> [Task to carry out]:
Output the records exactly. Include every line.

> [Input]:

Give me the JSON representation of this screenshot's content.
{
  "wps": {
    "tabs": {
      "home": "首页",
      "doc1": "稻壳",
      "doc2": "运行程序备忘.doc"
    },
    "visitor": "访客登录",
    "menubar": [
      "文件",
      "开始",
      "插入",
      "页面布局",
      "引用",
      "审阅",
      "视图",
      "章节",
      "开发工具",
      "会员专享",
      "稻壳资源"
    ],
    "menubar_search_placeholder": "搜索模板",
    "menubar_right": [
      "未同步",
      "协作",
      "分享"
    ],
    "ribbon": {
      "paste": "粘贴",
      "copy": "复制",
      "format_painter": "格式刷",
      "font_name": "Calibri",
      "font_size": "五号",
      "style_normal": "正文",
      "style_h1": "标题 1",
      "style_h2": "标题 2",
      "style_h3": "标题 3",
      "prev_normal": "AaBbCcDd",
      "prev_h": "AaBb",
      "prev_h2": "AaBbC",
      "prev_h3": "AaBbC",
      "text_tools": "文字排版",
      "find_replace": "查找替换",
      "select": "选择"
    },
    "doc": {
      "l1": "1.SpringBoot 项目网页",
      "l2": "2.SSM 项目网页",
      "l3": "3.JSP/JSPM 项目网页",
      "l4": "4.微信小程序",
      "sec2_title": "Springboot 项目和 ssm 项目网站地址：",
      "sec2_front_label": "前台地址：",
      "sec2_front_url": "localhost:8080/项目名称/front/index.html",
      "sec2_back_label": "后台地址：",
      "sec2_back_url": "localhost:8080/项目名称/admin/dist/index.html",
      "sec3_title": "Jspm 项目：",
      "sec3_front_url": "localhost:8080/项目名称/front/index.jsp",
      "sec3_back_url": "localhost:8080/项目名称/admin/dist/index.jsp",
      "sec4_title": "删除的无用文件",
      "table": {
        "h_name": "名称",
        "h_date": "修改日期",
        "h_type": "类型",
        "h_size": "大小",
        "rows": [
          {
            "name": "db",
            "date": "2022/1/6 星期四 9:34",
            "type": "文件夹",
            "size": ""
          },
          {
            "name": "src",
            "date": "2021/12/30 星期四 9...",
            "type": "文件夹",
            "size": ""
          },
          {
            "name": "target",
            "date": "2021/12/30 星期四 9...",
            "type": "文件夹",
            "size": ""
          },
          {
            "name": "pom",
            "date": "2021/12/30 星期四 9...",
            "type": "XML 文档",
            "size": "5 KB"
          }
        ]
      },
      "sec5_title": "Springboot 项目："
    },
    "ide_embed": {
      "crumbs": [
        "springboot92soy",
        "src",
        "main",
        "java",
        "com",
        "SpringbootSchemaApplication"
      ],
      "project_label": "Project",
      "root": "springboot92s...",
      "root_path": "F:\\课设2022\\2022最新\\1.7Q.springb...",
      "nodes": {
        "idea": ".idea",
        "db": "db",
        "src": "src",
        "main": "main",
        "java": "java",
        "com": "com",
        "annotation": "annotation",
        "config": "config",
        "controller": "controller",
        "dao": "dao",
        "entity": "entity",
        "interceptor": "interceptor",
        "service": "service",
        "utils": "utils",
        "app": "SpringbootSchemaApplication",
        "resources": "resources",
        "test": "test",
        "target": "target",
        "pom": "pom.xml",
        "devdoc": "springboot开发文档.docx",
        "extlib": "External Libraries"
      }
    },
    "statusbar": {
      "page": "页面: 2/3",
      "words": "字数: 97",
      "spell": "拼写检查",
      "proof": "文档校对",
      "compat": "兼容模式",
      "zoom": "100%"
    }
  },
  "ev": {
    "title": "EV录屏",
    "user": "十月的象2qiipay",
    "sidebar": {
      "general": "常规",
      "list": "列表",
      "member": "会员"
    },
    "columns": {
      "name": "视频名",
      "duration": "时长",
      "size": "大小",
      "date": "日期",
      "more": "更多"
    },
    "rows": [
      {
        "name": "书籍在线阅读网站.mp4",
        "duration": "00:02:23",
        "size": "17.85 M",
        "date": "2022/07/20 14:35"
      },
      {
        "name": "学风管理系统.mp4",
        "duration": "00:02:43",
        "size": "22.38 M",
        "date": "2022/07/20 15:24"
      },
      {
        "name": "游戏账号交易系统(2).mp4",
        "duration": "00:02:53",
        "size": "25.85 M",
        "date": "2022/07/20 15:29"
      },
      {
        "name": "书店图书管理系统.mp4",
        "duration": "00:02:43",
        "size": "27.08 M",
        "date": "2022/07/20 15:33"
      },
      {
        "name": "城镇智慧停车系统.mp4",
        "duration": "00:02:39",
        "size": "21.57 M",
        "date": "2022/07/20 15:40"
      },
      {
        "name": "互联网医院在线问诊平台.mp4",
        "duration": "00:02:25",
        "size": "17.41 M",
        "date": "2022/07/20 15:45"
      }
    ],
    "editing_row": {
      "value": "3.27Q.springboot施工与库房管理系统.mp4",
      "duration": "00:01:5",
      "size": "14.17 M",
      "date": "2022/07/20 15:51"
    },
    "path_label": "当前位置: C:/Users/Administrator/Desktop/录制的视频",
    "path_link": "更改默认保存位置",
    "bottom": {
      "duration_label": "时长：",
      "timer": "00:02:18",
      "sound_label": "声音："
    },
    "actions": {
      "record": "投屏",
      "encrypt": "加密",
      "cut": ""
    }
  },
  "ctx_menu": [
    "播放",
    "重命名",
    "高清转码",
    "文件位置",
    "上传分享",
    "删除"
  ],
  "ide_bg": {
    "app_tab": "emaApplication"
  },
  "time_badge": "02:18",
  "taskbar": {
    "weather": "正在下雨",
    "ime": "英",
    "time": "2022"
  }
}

> [Complete answer]:
Give me the JSON representation of this screenshot's content.
{
  "wps": {
    "tabs": {
      "home": "首页",
      "doc1": "稻壳",
      "doc2": "运行程序备忘.doc"
    },
    "visitor": "访客登录",
    "menubar": [
      "文件",
      "开始",
      "插入",
      "页面布局",
      "引用",
      "审阅",
      "视图",
      "章节",
      "开发工具",
      "会员专享",
      "稻壳资源"
    ],
    "menubar_search_placeholder": "搜索模板",
    "menubar_right": [
      "未同步",
      "协作",
      "分享"
    ],
    "ribbon": {
      "paste": "粘贴",
      "copy": "复制",
      "format_painter": "格式刷",
      "font_name": "Calibri",
      "font_size": "五号",
      "style_normal": "正文",
      "style_h1": "标题 1",
      "style_h2": "标题 2",
      "style_h3": "标题 3",
      "prev_normal": "AaBbCcDd",
      "prev_h": "AaBb",
      "prev_h2": "AaBbC",
      "prev_h3": "AaBbC",
      "text_tools": "文字排版",
      "find_replace": "查找替换",
      "select": "选择"
    },
    "doc": {
      "l1": "1.SpringBoot 项目网页",
      "l2": "2.SSM 项目网页",
      "l3": "3.JSP/JSPM 项目网页",
      "l4": "4.微信小程序",
      "sec2_title": "Springboot 项目和 ssm 项目网站地址：",
      "sec2_front_label": "前台地址：",
      "sec2_front_url": "localhost:8080/项目名称/front/index.html",
      "sec2_back_label": "后台地址：",
      "sec2_back_url": "localhost:8080/项目名称/admin/dist/index.html",
      "sec3_title": "Jspm 项目：",
      "sec3_front_url": "localhost:8080/项目名称/front/index.jsp",
      "sec3_back_url": "localhost:8080/项目名称/admin/dist/index.jsp",
      "sec4_title": "删除的无用文件",
      "table": {
        "h_name": "名称",
        "h_date": "修改日期",
        "h_type": "类型",
        "h_size": "大小",
        "rows": [
          {
            "name": "db",
            "date": "2022/1/6 星期四 9:34",
            "type": "文件夹",
            "size": ""
          },
          {
            "name": "src",
            "date": "2021/12/30 星期四 9...",
            "type": "文件夹",
            "size": ""
          },
          {
            "name": "target",
            "date": "2021/12/30 星期四 9...",
            "type": "文件夹",
            "size": ""
          },
          {
            "name": "pom",
            "date": "2021/12/30 星期四 9...",
            "type": "XML 文档",
            "size": "5 KB"
          }
        ]
      },
      "sec5_title": "Springboot 项目："
    },
    "ide_embed": {
      "crumbs": [
        "springboot92soy",
        "src",
        "main",
        "java",
        "com",
        "SpringbootSchemaApplication"
      ],
      "project_label": "Project",
      "root": "springboot92s...",
      "root_path": "F:\\课设2022\\2022最新\\1.7Q.springb...",
      "nodes": {
        "idea": ".idea",
        "db": "db",
        "src": "src",
        "main": "main",
        "java": "java",
        "com": "com",
        "annotation": "annotation",
        "config": "config",
        "controller": "controller",
        "dao": "dao",
        "entity": "entity",
        "interceptor": "interceptor",
        "service": "service",
        "utils": "utils",
        "app": "SpringbootSchemaApplication",
        "resources": "resources",
        "test": "test",
        "target": "target",
        "pom": "pom.xml",
        "devdoc": "springboot开发文档.docx",
        "extlib": "External Libraries"
      }
    },
    "statusbar": {
      "page": "页面: 2/3",
      "words": "字数: 97",
      "spell": "拼写检查",
      "proof": "文档校对",
      "compat": "兼容模式",
      "zoom": "100%"
    }
  },
  "ev": {
    "title": "EV录屏",
    "user": "十月的象2qiipay",
    "sidebar": {
      "general": "常规",
      "list": "列表",
      "member": "会员"
    },
    "columns": {
      "name": "视频名",
      "duration": "时长",
      "size": "大小",
      "date": "日期",
      "more": "更多"
    },
    "rows": [
      {
        "name": "书籍在线阅读网站.mp4",
        "duration": "00:02:23",
        "size": "17.85 M",
        "date": "2022/07/20 14:35"
      },
      {
        "name": "学风管理系统.mp4",
        "duration": "00:02:43",
        "size": "22.38 M",
        "date": "2022/07/20 15:24"
      },
      {
        "name": "游戏账号交易系统(2).mp4",
        "duration": "00:02:53",
        "size": "25.85 M",
        "date": "2022/07/20 15:29"
      },
      {
        "name": "书店图书管理系统.mp4",
        "duration": "00:02:43",
        "size": "27.08 M",
        "date": "2022/07/20 15:33"
      },
      {
        "name": "城镇智慧停车系统.mp4",
        "duration": "00:02:39",
        "size": "21.57 M",
        "date": "2022/07/20 15:40"
      },
      {
        "name": "互联网医院在线问诊平台.mp4",
        "duration": "00:02:25",
        "size": "17.41 M",
        "date": "2022/07/20 15:45"
      }
    ],
    "editing_row": {
      "value": "3.27Q.springboot施工与库房管理系统.mp4",
      "duration": "00:01:5",
      "size": "14.17 M",
      "date": "2022/07/20 15:51"
    },
    "path_label": "当前位置: C:/Users/Administrator/Desktop/录制的视频",
    "path_link": "更改默认保存位置",
    "bottom": {
      "duration_label": "时长：",
      "timer": "00:02:18",
      "sound_label": "声音："
    },
    "actions": {
      "record": "投屏",
      "encrypt": "加密",
      "cut": ""
    }
  },
  "ctx_menu": [
    "播放",
    "重命名",
    "高清转码",
    "文件位置",
    "上传分享",
    "删除"
  ],
  "ide_bg": {
    "app_tab": "emaApplication"
  },
  "time_badge": "02:18",
  "taskbar": {
    "weather": "正在下雨",
    "ime": "英",
    "time": "2022"
  }
}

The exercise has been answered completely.